[Items listed in a dataset]
════
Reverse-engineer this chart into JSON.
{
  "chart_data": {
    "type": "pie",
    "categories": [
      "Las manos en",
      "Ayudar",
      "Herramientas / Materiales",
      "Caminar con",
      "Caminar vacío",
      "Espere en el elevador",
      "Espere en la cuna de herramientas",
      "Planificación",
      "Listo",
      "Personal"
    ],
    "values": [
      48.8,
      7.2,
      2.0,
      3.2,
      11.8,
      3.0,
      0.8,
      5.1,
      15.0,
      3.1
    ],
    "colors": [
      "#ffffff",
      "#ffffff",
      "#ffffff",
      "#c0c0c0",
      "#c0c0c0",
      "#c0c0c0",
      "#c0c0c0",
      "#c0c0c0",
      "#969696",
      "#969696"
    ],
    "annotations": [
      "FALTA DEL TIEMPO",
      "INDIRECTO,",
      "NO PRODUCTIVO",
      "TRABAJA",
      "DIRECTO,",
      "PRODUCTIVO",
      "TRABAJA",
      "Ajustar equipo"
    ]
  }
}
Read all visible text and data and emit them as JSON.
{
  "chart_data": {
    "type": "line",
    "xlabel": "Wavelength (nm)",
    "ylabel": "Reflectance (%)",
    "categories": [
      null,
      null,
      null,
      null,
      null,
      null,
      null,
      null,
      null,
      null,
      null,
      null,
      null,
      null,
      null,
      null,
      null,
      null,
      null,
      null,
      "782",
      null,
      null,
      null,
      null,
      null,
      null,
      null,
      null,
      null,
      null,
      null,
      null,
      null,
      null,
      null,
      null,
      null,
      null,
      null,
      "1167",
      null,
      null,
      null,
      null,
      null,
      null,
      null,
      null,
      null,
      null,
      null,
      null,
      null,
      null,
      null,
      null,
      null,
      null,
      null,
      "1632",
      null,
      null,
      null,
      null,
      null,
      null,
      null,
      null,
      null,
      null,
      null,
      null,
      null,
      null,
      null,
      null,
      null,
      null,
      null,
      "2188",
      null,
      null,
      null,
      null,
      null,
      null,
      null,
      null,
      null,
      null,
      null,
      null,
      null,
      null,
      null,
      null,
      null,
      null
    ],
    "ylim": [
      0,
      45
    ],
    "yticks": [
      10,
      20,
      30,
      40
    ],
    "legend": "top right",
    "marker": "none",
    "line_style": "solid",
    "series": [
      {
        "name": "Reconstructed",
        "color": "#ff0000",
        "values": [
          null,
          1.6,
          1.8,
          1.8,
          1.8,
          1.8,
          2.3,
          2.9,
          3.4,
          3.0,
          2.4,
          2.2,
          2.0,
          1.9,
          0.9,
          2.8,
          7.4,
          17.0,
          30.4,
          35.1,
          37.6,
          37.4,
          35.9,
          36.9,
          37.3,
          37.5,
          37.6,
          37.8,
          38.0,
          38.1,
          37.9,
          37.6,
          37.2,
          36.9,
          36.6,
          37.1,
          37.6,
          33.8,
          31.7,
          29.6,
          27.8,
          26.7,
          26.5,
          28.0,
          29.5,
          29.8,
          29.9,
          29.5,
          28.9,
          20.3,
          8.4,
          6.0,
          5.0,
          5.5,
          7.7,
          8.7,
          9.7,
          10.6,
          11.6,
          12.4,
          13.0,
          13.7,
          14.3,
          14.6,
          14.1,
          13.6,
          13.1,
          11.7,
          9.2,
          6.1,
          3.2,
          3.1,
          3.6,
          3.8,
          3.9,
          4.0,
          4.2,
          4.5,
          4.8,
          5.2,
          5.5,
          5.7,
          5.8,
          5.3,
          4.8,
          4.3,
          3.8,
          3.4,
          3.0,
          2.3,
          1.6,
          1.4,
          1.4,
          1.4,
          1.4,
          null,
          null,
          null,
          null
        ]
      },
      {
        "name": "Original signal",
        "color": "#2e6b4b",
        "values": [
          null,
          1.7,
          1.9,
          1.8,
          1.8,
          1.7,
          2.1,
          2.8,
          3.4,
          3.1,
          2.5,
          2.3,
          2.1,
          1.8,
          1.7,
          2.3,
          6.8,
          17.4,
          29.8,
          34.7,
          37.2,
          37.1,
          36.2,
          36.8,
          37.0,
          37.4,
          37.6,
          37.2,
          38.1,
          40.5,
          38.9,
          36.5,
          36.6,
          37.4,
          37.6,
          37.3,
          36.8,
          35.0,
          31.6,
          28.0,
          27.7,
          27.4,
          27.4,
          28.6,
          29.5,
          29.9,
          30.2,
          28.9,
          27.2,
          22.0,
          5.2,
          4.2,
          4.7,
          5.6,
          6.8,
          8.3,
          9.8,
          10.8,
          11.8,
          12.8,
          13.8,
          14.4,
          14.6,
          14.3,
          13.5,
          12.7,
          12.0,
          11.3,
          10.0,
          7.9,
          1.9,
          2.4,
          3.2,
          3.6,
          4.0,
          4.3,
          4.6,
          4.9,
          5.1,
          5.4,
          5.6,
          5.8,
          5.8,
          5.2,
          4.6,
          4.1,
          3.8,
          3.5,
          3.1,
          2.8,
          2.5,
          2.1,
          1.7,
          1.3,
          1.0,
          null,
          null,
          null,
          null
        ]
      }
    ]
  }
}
════
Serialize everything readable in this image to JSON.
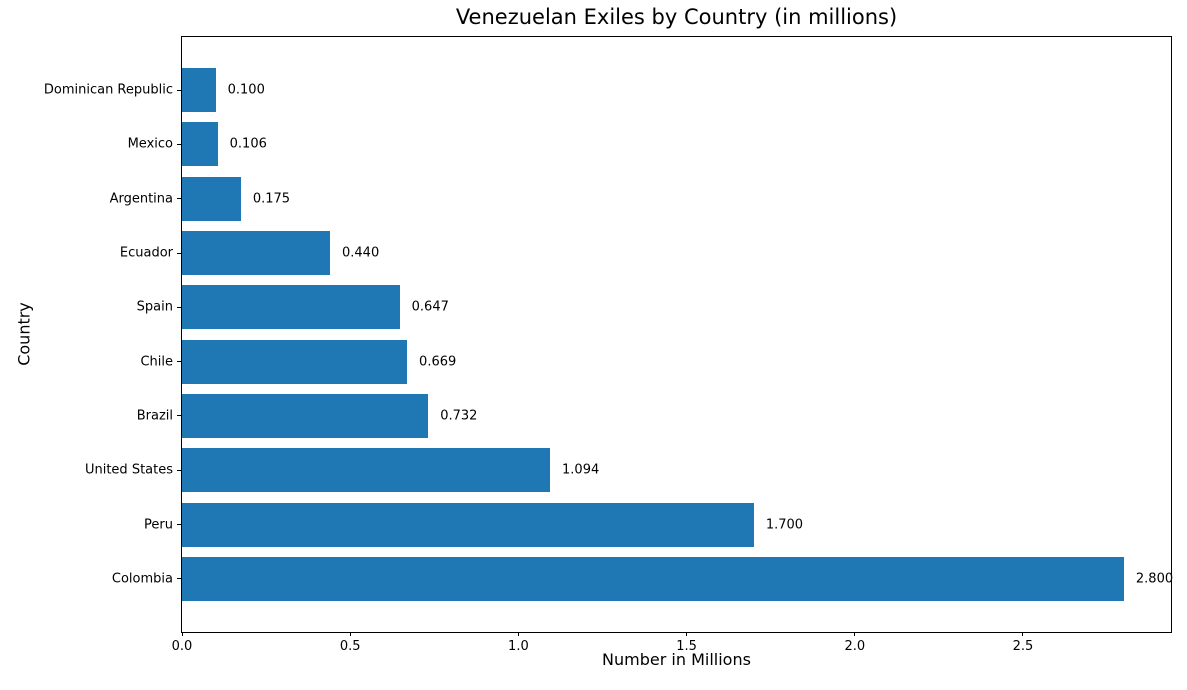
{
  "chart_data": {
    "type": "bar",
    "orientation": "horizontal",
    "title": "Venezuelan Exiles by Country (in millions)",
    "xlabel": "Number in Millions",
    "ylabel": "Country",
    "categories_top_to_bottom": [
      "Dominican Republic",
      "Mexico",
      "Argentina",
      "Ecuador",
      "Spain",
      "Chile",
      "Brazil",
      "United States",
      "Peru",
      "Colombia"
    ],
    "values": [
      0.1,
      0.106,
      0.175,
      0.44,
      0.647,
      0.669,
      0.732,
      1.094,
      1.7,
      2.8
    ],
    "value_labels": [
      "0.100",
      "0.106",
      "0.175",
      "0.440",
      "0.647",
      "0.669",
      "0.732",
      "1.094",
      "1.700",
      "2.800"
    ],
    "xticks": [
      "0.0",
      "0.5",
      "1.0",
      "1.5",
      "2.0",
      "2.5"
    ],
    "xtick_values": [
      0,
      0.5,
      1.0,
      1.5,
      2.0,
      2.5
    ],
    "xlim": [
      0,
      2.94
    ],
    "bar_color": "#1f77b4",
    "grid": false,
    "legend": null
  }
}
════
### WHAT YOU ARE ASKED TO DO
Show the lines of the data that hold the word "xlabel".

### EXERCISE ANSWER
    "xlabel": "Wavelength (nm)",
    "xlabel": "Number in Millions",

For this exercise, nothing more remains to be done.